§ **MATERIAL FOR THE TASK**
[start]

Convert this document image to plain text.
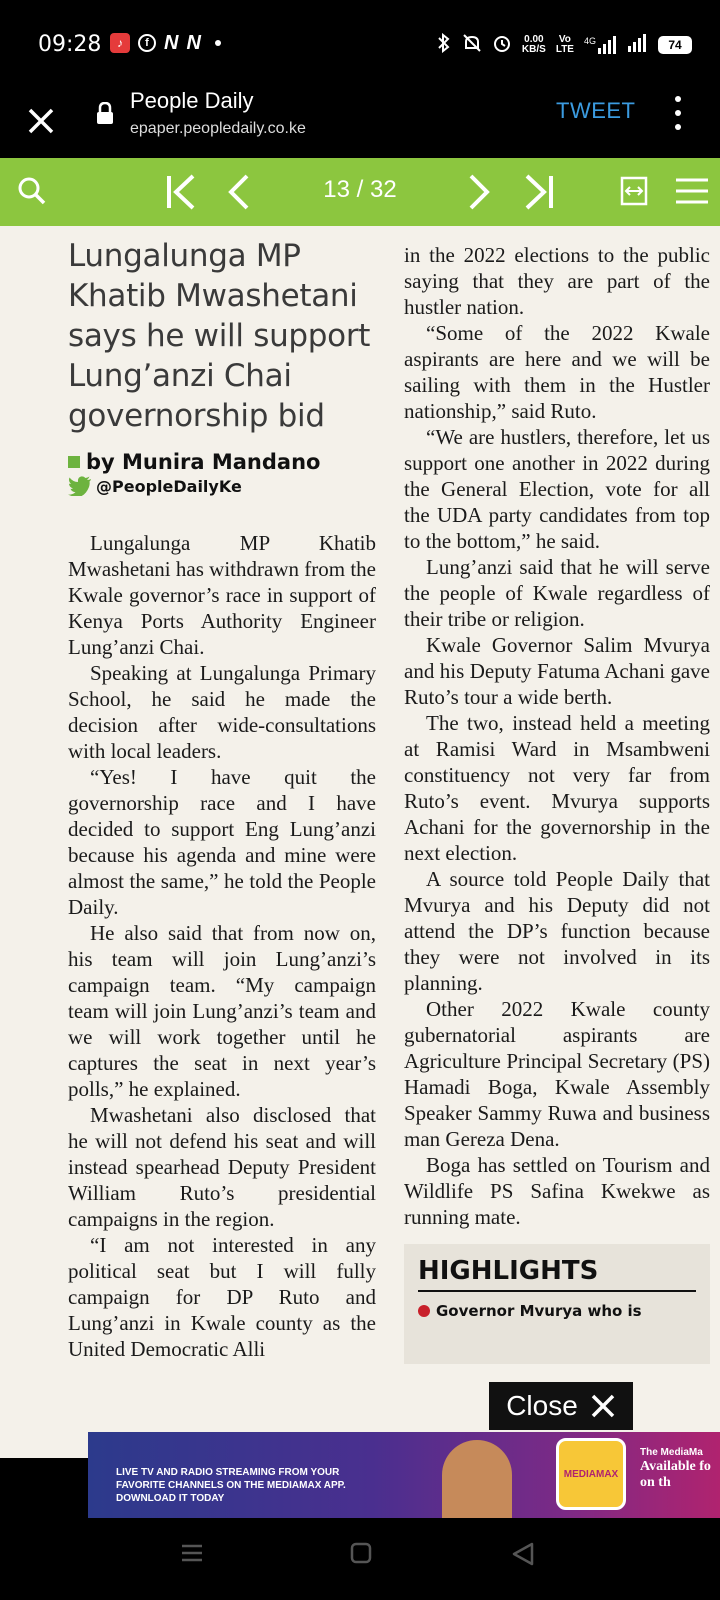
09:28	♪	f N N	0.00
KB/S
Vo
LTE
4G	74
People Daily
epaper.peopledaily.co.ke
TWEET
13 / 32
Lungalunga MP
Khatib Mwashetani
says he will support
Lung’anzi Chai
governorship bid
by Munira Mandano
@PeopleDailyKe

Lungalunga MP Khatib Mwashetani has withdrawn from the Kwale governor’s race in support of Kenya Ports Authority Engineer Lung’anzi Chai.

Speaking at Lungalunga Primary School, he said he made the decision after wide-consultations with local leaders.

“Yes! I have quit the governorship race and I have decided to support Eng Lung’anzi because his agenda and mine were almost the same,” he told the People Daily.

He also said that from now on, his team will join Lung’anzi’s campaign team. “My campaign team will join Lung’anzi’s team and we will work together until he captures the seat in next year’s polls,” he explained.

Mwashetani also disclosed that he will not defend his seat and will instead spearhead Deputy President William Ruto’s presidential campaigns in the region.

“I am not interested in any political seat but I will fully campaign for DP Ruto and Lung’anzi in Kwale county as the United Democratic Alli

in the 2022 elections to the public saying that they are part of the hustler nation.

“Some of the 2022 Kwale aspirants are here and we will be sailing with them in the Hustler nationship,” said Ruto.

“We are hustlers, therefore, let us support one another in 2022 during the General Election, vote for all the UDA party candidates from top to the bottom,” he said.

Lung’anzi said that he will serve the people of Kwale regardless of their tribe or religion.

Kwale Governor Salim Mvurya and his Deputy Fatuma Achani gave Ruto’s tour a wide berth.

The two, instead held a meeting at Ramisi Ward in Msambweni constituency not very far from Ruto’s event. Mvurya supports Achani for the governorship in the next election.

A source told People Daily that Mvurya and his Deputy did not attend the DP’s function because they were not involved in its planning.

Other 2022 Kwale county gubernatorial aspirants are Agriculture Principal Secretary (PS) Hamadi Boga, Kwale Assembly Speaker Sammy Ruwa and business man Gereza Dena.

Boga has settled on Tourism and Wildlife PS Safina Kwekwe as running mate.

HIGHLIGHTS
Governor Mvurya who is
Close
LIVE TV AND RADIO STREAMING FROM YOUR FAVORITE CHANNELS ON THE MEDIAMAX APP. DOWNLOAD IT TODAY
MEDIAMAX
The MediaMa
Available fo on th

[end]

§ **INSTRUCTION**
Reproduce every record above exactly, omitting the pictures.

§ **OUTPUT FOR THIS TASK**
Convert this document image to plain text.
09:28	♪	f N N	0.00
KB/S
Vo
LTE
4G	74
People Daily
epaper.peopledaily.co.ke
TWEET
13 / 32
Lungalunga MP
Khatib Mwashetani
says he will support
Lung’anzi Chai
governorship bid
by Munira Mandano
@PeopleDailyKe

Lungalunga MP Khatib Mwashetani has withdrawn from the Kwale governor’s race in support of Kenya Ports Authority Engineer Lung’anzi Chai.

Speaking at Lungalunga Primary School, he said he made the decision after wide-consultations with local leaders.

“Yes! I have quit the governorship race and I have decided to support Eng Lung’anzi because his agenda and mine were almost the same,” he told the People Daily.

He also said that from now on, his team will join Lung’anzi’s campaign team. “My campaign team will join Lung’anzi’s team and we will work together until he captures the seat in next year’s polls,” he explained.

Mwashetani also disclosed that he will not defend his seat and will instead spearhead Deputy President William Ruto’s presidential campaigns in the region.

“I am not interested in any political seat but I will fully campaign for DP Ruto and Lung’anzi in Kwale county as the United Democratic Alli

in the 2022 elections to the public saying that they are part of the hustler nation.

“Some of the 2022 Kwale aspirants are here and we will be sailing with them in the Hustler nationship,” said Ruto.

“We are hustlers, therefore, let us support one another in 2022 during the General Election, vote for all the UDA party candidates from top to the bottom,” he said.

Lung’anzi said that he will serve the people of Kwale regardless of their tribe or religion.

Kwale Governor Salim Mvurya and his Deputy Fatuma Achani gave Ruto’s tour a wide berth.

The two, instead held a meeting at Ramisi Ward in Msambweni constituency not very far from Ruto’s event. Mvurya supports Achani for the governorship in the next election.

A source told People Daily that Mvurya and his Deputy did not attend the DP’s function because they were not involved in its planning.

Other 2022 Kwale county gubernatorial aspirants are Agriculture Principal Secretary (PS) Hamadi Boga, Kwale Assembly Speaker Sammy Ruwa and business man Gereza Dena.

Boga has settled on Tourism and Wildlife PS Safina Kwekwe as running mate.

HIGHLIGHTS
Governor Mvurya who is
Close
LIVE TV AND RADIO STREAMING FROM YOUR FAVORITE CHANNELS ON THE MEDIAMAX APP. DOWNLOAD IT TODAY
MEDIAMAX
The MediaMa
Available fo on th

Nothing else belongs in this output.